*Required task*: Copy each record exactly as it reads, leaving out any pictures it holds.

-- start of Exercise materials --

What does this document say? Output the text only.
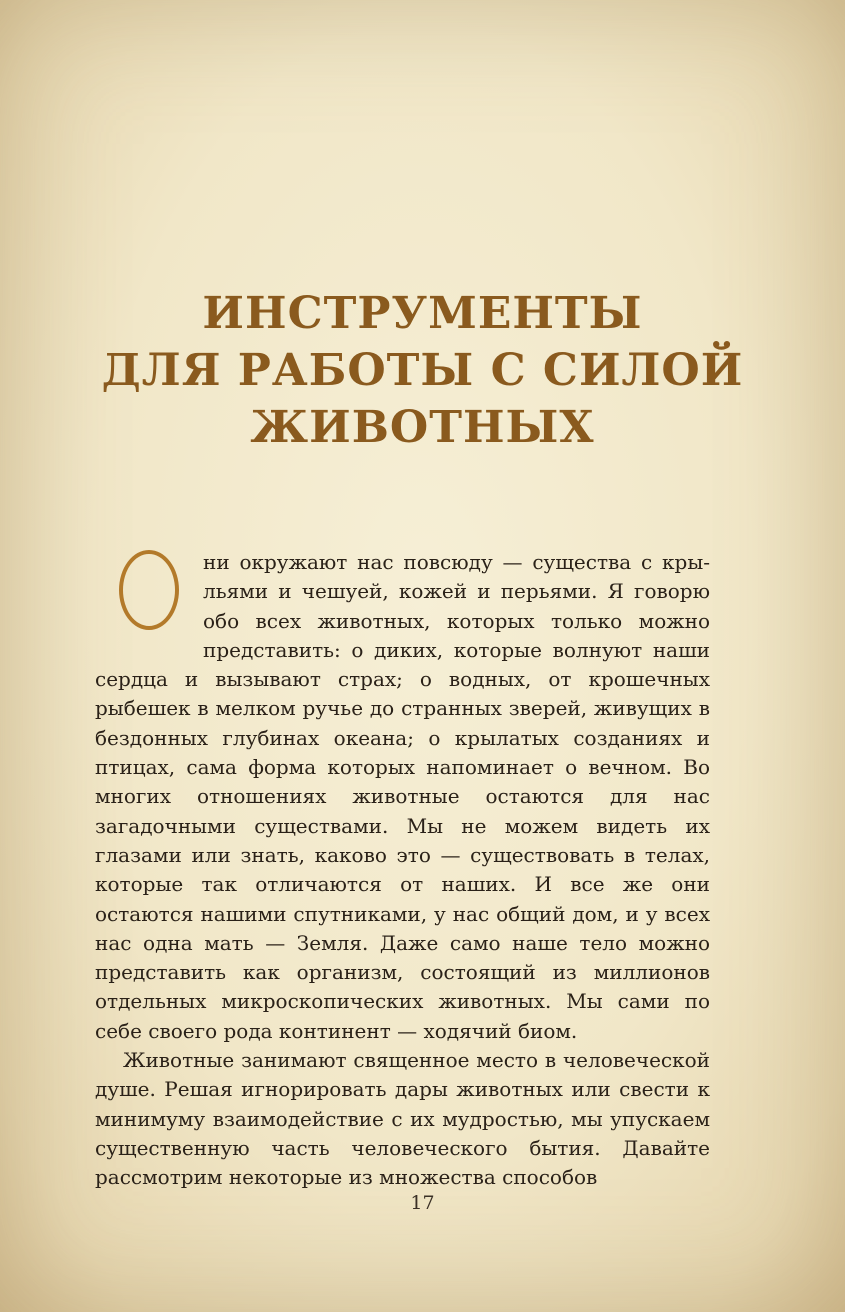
ИНСТРУМЕНТЫ
ДЛЯ РАБОТЫ С СИЛОЙ
ЖИВОТНЫХ

ни окружают нас повсюду — существа с крыльями и чешуей, кожей и перьями. Я говорю обо всех животных, которых только можно представить: о диких, которые волнуют наши сердца и вызывают страх; о водных, от крошечных рыбешек в мелком ручье до странных зверей, живущих в бездонных глубинах океана; о крылатых созданиях и птицах, сама форма которых напоминает о вечном. Во многих отношениях животные остаются для нас загадочными существами. Мы не можем видеть их глазами или знать, каково это — существовать в телах, которые так отличаются от наших. И все же они остаются нашими спутниками, у нас общий дом, и у всех нас одна мать — Земля. Даже само наше тело можно представить как организм, состоящий из миллионов отдельных микроскопических животных. Мы сами по себе своего рода континент — ходячий биом.

Животные занимают священное место в человеческой душе. Решая игнорировать дары животных или свести к минимуму взаимодействие с их мудростью, мы упускаем существенную часть человеческого бытия. Давайте рассмотрим некоторые из множества способов

17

-- end of Exercise materials --

*Written answer*:
What does this document say? Output the text only.
ИНСТРУМЕНТЫ
ДЛЯ РАБОТЫ С СИЛОЙ
ЖИВОТНЫХ

ни окружают нас повсюду — существа с крыльями и чешуей, кожей и перьями. Я говорю обо всех животных, которых только можно представить: о диких, которые волнуют наши сердца и вызывают страх; о водных, от крошечных рыбешек в мелком ручье до странных зверей, живущих в бездонных глубинах океана; о крылатых созданиях и птицах, сама форма которых напоминает о вечном. Во многих отношениях животные остаются для нас загадочными существами. Мы не можем видеть их глазами или знать, каково это — существовать в телах, которые так отличаются от наших. И все же они остаются нашими спутниками, у нас общий дом, и у всех нас одна мать — Земля. Даже само наше тело можно представить как организм, состоящий из миллионов отдельных микроскопических животных. Мы сами по себе своего рода континент — ходячий биом.

Животные занимают священное место в человеческой душе. Решая игнорировать дары животных или свести к минимуму взаимодействие с их мудростью, мы упускаем существенную часть человеческого бытия. Давайте рассмотрим некоторые из множества способов

17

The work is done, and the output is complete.